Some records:
- - -

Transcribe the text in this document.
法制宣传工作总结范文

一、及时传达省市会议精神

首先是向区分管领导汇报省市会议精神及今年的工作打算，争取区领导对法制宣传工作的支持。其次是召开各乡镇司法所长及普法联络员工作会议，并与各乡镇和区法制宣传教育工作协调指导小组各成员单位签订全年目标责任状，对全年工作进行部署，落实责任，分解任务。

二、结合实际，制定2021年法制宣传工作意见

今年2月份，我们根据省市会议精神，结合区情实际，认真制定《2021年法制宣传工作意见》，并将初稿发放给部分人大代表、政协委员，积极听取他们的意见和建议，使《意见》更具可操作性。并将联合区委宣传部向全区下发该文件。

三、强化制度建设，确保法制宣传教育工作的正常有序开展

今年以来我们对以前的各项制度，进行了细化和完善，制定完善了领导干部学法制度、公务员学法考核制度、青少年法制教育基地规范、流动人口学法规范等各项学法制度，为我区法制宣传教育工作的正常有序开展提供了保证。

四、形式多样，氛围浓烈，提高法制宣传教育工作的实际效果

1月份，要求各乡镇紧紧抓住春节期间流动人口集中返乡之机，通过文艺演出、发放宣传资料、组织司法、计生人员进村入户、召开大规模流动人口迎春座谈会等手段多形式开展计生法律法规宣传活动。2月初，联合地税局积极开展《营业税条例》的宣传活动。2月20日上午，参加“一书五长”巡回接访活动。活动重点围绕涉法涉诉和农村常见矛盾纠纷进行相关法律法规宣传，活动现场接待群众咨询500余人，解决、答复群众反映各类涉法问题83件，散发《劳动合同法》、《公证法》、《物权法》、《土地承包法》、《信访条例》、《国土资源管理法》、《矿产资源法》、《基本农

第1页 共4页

- - -

Exercise details:
Return every line of the material exactly.

Answer to this problem:
Transcribe the text in this document.
法制宣传工作总结范文

一、及时传达省市会议精神

首先是向区分管领导汇报省市会议精神及今年的工作打算，争取区领导对法制宣传工作的支持。其次是召开各乡镇司法所长及普法联络员工作会议，并与各乡镇和区法制宣传教育工作协调指导小组各成员单位签订全年目标责任状，对全年工作进行部署，落实责任，分解任务。

二、结合实际，制定2021年法制宣传工作意见

今年2月份，我们根据省市会议精神，结合区情实际，认真制定《2021年法制宣传工作意见》，并将初稿发放给部分人大代表、政协委员，积极听取他们的意见和建议，使《意见》更具可操作性。并将联合区委宣传部向全区下发该文件。

三、强化制度建设，确保法制宣传教育工作的正常有序开展

今年以来我们对以前的各项制度，进行了细化和完善，制定完善了领导干部学法制度、公务员学法考核制度、青少年法制教育基地规范、流动人口学法规范等各项学法制度，为我区法制宣传教育工作的正常有序开展提供了保证。

四、形式多样，氛围浓烈，提高法制宣传教育工作的实际效果

1月份，要求各乡镇紧紧抓住春节期间流动人口集中返乡之机，通过文艺演出、发放宣传资料、组织司法、计生人员进村入户、召开大规模流动人口迎春座谈会等手段多形式开展计生法律法规宣传活动。2月初，联合地税局积极开展《营业税条例》的宣传活动。2月20日上午，参加“一书五长”巡回接访活动。活动重点围绕涉法涉诉和农村常见矛盾纠纷进行相关法律法规宣传，活动现场接待群众咨询500余人，解决、答复群众反映各类涉法问题83件，散发《劳动合同法》、《公证法》、《物权法》、《土地承包法》、《信访条例》、《国土资源管理法》、《矿产资源法》、《基本农

第1页 共4页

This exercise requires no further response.